Data listing:
--- --- ---

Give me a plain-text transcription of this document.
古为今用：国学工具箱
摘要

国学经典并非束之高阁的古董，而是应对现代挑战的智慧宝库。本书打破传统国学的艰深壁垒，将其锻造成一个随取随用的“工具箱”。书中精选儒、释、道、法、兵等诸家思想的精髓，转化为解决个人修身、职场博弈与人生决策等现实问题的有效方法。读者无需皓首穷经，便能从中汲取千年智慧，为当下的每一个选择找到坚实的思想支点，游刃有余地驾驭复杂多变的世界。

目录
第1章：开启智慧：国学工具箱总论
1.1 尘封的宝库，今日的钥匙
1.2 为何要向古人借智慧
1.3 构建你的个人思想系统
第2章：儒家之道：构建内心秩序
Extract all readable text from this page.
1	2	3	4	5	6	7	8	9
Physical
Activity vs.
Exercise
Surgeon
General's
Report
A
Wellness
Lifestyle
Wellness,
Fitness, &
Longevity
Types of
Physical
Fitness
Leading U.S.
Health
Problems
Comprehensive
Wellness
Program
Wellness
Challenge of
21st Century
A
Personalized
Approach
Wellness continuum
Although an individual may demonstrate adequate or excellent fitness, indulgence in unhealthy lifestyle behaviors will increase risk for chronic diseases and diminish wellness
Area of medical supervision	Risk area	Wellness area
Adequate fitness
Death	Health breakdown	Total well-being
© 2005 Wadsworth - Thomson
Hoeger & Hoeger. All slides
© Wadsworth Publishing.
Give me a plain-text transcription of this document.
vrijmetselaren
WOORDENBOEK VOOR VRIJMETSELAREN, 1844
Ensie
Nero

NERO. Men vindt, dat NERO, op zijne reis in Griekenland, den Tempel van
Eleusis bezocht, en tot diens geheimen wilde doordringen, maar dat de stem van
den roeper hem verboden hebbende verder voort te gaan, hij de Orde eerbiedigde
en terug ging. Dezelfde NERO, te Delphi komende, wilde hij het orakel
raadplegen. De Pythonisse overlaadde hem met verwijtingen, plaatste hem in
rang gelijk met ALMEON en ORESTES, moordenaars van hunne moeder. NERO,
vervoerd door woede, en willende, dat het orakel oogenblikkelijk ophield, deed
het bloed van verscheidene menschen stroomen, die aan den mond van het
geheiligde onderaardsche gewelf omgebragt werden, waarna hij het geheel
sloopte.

--- --- ---

WORK REQUIRED: Please repeat the listing above in full and exactly.

TASK SOLUTION:
Give me a plain-text transcription of this document.
古为今用：国学工具箱
摘要

国学经典并非束之高阁的古董，而是应对现代挑战的智慧宝库。本书打破传统国学的艰深壁垒，将其锻造成一个随取随用的“工具箱”。书中精选儒、释、道、法、兵等诸家思想的精髓，转化为解决个人修身、职场博弈与人生决策等现实问题的有效方法。读者无需皓首穷经，便能从中汲取千年智慧，为当下的每一个选择找到坚实的思想支点，游刃有余地驾驭复杂多变的世界。

目录
第1章：开启智慧：国学工具箱总论
1.1 尘封的宝库，今日的钥匙
1.2 为何要向古人借智慧
1.3 构建你的个人思想系统
第2章：儒家之道：构建内心秩序
Extract all readable text from this page.
1	2	3	4	5	6	7	8	9
Physical
Activity vs.
Exercise
Surgeon
General's
Report
A
Wellness
Lifestyle
Wellness,
Fitness, &
Longevity
Types of
Physical
Fitness
Leading U.S.
Health
Problems
Comprehensive
Wellness
Program
Wellness
Challenge of
21st Century
A
Personalized
Approach
Wellness continuum
Although an individual may demonstrate adequate or excellent fitness, indulgence in unhealthy lifestyle behaviors will increase risk for chronic diseases and diminish wellness
Area of medical supervision	Risk area	Wellness area
Adequate fitness
Death	Health breakdown	Total well-being
© 2005 Wadsworth - Thomson
Hoeger & Hoeger. All slides
© Wadsworth Publishing.
Give me a plain-text transcription of this document.
vrijmetselaren
WOORDENBOEK VOOR VRIJMETSELAREN, 1844
Ensie
Nero

NERO. Men vindt, dat NERO, op zijne reis in Griekenland, den Tempel van
Eleusis bezocht, en tot diens geheimen wilde doordringen, maar dat de stem van
den roeper hem verboden hebbende verder voort te gaan, hij de Orde eerbiedigde
en terug ging. Dezelfde NERO, te Delphi komende, wilde hij het orakel
raadplegen. De Pythonisse overlaadde hem met verwijtingen, plaatste hem in
rang gelijk met ALMEON en ORESTES, moordenaars van hunne moeder. NERO,
vervoerd door woede, en willende, dat het orakel oogenblikkelijk ophield, deed
het bloed van verscheidene menschen stroomen, die aan den mond van het
geheiligde onderaardsche gewelf omgebragt werden, waarna hij het geheel
sloopte.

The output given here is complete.